■ **Exercise directions**
Print out each entry below exactly, please.

■ **Supplied records**
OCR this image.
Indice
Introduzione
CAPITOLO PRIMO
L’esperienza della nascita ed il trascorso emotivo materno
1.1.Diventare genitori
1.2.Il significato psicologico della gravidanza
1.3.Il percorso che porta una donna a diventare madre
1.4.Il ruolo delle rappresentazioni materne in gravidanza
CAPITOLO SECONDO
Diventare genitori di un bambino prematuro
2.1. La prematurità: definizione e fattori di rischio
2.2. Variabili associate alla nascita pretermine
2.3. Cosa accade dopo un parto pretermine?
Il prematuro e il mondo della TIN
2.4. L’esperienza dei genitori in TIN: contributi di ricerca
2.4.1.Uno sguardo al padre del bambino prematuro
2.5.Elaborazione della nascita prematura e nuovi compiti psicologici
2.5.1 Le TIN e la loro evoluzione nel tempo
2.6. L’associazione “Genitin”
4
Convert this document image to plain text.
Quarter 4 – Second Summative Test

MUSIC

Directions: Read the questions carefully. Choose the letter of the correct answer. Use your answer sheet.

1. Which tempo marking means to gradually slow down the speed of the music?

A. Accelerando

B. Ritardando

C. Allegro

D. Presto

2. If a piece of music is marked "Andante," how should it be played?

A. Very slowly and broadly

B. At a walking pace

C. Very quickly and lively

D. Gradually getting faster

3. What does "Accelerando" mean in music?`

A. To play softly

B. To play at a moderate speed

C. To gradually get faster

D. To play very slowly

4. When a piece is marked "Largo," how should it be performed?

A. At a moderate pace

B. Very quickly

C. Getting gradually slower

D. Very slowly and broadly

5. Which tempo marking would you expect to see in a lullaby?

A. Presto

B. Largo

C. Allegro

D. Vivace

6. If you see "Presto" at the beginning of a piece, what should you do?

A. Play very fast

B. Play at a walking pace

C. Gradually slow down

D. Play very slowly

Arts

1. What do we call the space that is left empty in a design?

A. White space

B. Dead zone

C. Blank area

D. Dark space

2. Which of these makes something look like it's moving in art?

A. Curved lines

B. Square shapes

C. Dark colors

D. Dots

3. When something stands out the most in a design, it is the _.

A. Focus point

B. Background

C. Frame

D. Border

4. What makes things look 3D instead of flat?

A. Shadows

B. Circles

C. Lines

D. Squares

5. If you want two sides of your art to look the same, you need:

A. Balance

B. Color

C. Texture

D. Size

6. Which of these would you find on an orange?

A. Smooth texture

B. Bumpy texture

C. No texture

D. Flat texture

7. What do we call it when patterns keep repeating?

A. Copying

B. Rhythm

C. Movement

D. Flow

■ **Written solution**
OCR this image.
Indice
Introduzione
CAPITOLO PRIMO
L’esperienza della nascita ed il trascorso emotivo materno
1.1.Diventare genitori
1.2.Il significato psicologico della gravidanza
1.3.Il percorso che porta una donna a diventare madre
1.4.Il ruolo delle rappresentazioni materne in gravidanza
CAPITOLO SECONDO
Diventare genitori di un bambino prematuro
2.1. La prematurità: definizione e fattori di rischio
2.2. Variabili associate alla nascita pretermine
2.3. Cosa accade dopo un parto pretermine?
Il prematuro e il mondo della TIN
2.4. L’esperienza dei genitori in TIN: contributi di ricerca
2.4.1.Uno sguardo al padre del bambino prematuro
2.5.Elaborazione della nascita prematura e nuovi compiti psicologici
2.5.1 Le TIN e la loro evoluzione nel tempo
2.6. L’associazione “Genitin”
4
Convert this document image to plain text.
Quarter 4 – Second Summative Test

MUSIC

Directions: Read the questions carefully. Choose the letter of the correct answer. Use your answer sheet.

1. Which tempo marking means to gradually slow down the speed of the music?

A. Accelerando

B. Ritardando

C. Allegro

D. Presto

2. If a piece of music is marked "Andante," how should it be played?

A. Very slowly and broadly

B. At a walking pace

C. Very quickly and lively

D. Gradually getting faster

3. What does "Accelerando" mean in music?`

A. To play softly

B. To play at a moderate speed

C. To gradually get faster

D. To play very slowly

4. When a piece is marked "Largo," how should it be performed?

A. At a moderate pace

B. Very quickly

C. Getting gradually slower

D. Very slowly and broadly

5. Which tempo marking would you expect to see in a lullaby?

A. Presto

B. Largo

C. Allegro

D. Vivace

6. If you see "Presto" at the beginning of a piece, what should you do?

A. Play very fast

B. Play at a walking pace

C. Gradually slow down

D. Play very slowly

Arts

1. What do we call the space that is left empty in a design?

A. White space

B. Dead zone

C. Blank area

D. Dark space

2. Which of these makes something look like it's moving in art?

A. Curved lines

B. Square shapes

C. Dark colors

D. Dots

3. When something stands out the most in a design, it is the _.

A. Focus point

B. Background

C. Frame

D. Border

4. What makes things look 3D instead of flat?

A. Shadows

B. Circles

C. Lines

D. Squares

5. If you want two sides of your art to look the same, you need:

A. Balance

B. Color

C. Texture

D. Size

6. Which of these would you find on an orange?

A. Smooth texture

B. Bumpy texture

C. No texture

D. Flat texture

7. What do we call it when patterns keep repeating?

A. Copying

B. Rhythm

C. Movement

D. Flow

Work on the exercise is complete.